- _ITEMS_:
# # # # # # #

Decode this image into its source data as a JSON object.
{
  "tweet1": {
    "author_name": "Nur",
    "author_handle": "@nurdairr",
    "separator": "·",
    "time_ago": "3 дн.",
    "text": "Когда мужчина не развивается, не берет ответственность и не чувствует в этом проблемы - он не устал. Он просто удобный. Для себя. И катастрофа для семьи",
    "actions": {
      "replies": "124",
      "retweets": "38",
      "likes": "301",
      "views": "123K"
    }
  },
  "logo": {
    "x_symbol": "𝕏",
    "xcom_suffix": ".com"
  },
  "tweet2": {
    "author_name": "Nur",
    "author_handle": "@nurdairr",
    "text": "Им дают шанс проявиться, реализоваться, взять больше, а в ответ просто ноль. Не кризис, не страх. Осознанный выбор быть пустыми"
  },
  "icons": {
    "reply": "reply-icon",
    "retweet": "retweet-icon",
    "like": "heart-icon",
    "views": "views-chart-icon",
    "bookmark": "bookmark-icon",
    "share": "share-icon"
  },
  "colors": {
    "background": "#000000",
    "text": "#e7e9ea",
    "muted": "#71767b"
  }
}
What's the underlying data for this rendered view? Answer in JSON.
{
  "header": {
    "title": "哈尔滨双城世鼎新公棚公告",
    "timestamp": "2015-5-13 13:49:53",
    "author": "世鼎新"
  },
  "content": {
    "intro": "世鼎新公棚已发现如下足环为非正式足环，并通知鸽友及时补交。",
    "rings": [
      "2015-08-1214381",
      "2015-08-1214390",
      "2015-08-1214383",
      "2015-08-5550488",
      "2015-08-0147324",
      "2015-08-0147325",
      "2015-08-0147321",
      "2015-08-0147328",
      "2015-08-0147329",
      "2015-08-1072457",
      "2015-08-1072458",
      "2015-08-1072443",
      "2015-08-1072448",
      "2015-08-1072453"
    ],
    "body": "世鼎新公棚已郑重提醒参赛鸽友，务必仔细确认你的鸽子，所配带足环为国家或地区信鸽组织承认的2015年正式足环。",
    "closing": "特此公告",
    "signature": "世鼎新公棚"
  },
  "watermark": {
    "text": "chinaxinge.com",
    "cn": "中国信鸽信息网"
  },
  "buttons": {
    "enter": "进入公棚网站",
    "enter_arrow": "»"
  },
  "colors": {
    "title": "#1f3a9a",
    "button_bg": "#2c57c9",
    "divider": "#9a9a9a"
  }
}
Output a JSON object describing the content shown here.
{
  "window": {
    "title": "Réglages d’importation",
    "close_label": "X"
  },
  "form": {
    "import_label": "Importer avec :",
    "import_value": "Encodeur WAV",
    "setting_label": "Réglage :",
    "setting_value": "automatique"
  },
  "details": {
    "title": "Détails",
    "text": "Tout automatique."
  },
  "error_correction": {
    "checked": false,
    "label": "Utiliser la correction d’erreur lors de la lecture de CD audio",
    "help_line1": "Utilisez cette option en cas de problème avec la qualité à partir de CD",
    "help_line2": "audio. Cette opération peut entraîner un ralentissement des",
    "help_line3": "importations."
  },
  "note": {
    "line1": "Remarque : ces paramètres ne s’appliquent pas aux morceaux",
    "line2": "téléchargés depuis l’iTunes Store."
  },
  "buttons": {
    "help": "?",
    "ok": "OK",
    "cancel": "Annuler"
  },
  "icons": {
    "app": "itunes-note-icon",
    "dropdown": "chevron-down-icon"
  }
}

# # # # # # #

- _TO DO_:
Output all of the data again, exactly.

- _RESULT_:
Decode this image into its source data as a JSON object.
{
  "tweet1": {
    "author_name": "Nur",
    "author_handle": "@nurdairr",
    "separator": "·",
    "time_ago": "3 дн.",
    "text": "Когда мужчина не развивается, не берет ответственность и не чувствует в этом проблемы - он не устал. Он просто удобный. Для себя. И катастрофа для семьи",
    "actions": {
      "replies": "124",
      "retweets": "38",
      "likes": "301",
      "views": "123K"
    }
  },
  "logo": {
    "x_symbol": "𝕏",
    "xcom_suffix": ".com"
  },
  "tweet2": {
    "author_name": "Nur",
    "author_handle": "@nurdairr",
    "text": "Им дают шанс проявиться, реализоваться, взять больше, а в ответ просто ноль. Не кризис, не страх. Осознанный выбор быть пустыми"
  },
  "icons": {
    "reply": "reply-icon",
    "retweet": "retweet-icon",
    "like": "heart-icon",
    "views": "views-chart-icon",
    "bookmark": "bookmark-icon",
    "share": "share-icon"
  },
  "colors": {
    "background": "#000000",
    "text": "#e7e9ea",
    "muted": "#71767b"
  }
}
What's the underlying data for this rendered view? Answer in JSON.
{
  "header": {
    "title": "哈尔滨双城世鼎新公棚公告",
    "timestamp": "2015-5-13 13:49:53",
    "author": "世鼎新"
  },
  "content": {
    "intro": "世鼎新公棚已发现如下足环为非正式足环，并通知鸽友及时补交。",
    "rings": [
      "2015-08-1214381",
      "2015-08-1214390",
      "2015-08-1214383",
      "2015-08-5550488",
      "2015-08-0147324",
      "2015-08-0147325",
      "2015-08-0147321",
      "2015-08-0147328",
      "2015-08-0147329",
      "2015-08-1072457",
      "2015-08-1072458",
      "2015-08-1072443",
      "2015-08-1072448",
      "2015-08-1072453"
    ],
    "body": "世鼎新公棚已郑重提醒参赛鸽友，务必仔细确认你的鸽子，所配带足环为国家或地区信鸽组织承认的2015年正式足环。",
    "closing": "特此公告",
    "signature": "世鼎新公棚"
  },
  "watermark": {
    "text": "chinaxinge.com",
    "cn": "中国信鸽信息网"
  },
  "buttons": {
    "enter": "进入公棚网站",
    "enter_arrow": "»"
  },
  "colors": {
    "title": "#1f3a9a",
    "button_bg": "#2c57c9",
    "divider": "#9a9a9a"
  }
}
Output a JSON object describing the content shown here.
{
  "window": {
    "title": "Réglages d’importation",
    "close_label": "X"
  },
  "form": {
    "import_label": "Importer avec :",
    "import_value": "Encodeur WAV",
    "setting_label": "Réglage :",
    "setting_value": "automatique"
  },
  "details": {
    "title": "Détails",
    "text": "Tout automatique."
  },
  "error_correction": {
    "checked": false,
    "label": "Utiliser la correction d’erreur lors de la lecture de CD audio",
    "help_line1": "Utilisez cette option en cas de problème avec la qualité à partir de CD",
    "help_line2": "audio. Cette opération peut entraîner un ralentissement des",
    "help_line3": "importations."
  },
  "note": {
    "line1": "Remarque : ces paramètres ne s’appliquent pas aux morceaux",
    "line2": "téléchargés depuis l’iTunes Store."
  },
  "buttons": {
    "help": "?",
    "ok": "OK",
    "cancel": "Annuler"
  },
  "icons": {
    "app": "itunes-note-icon",
    "dropdown": "chevron-down-icon"
  }
}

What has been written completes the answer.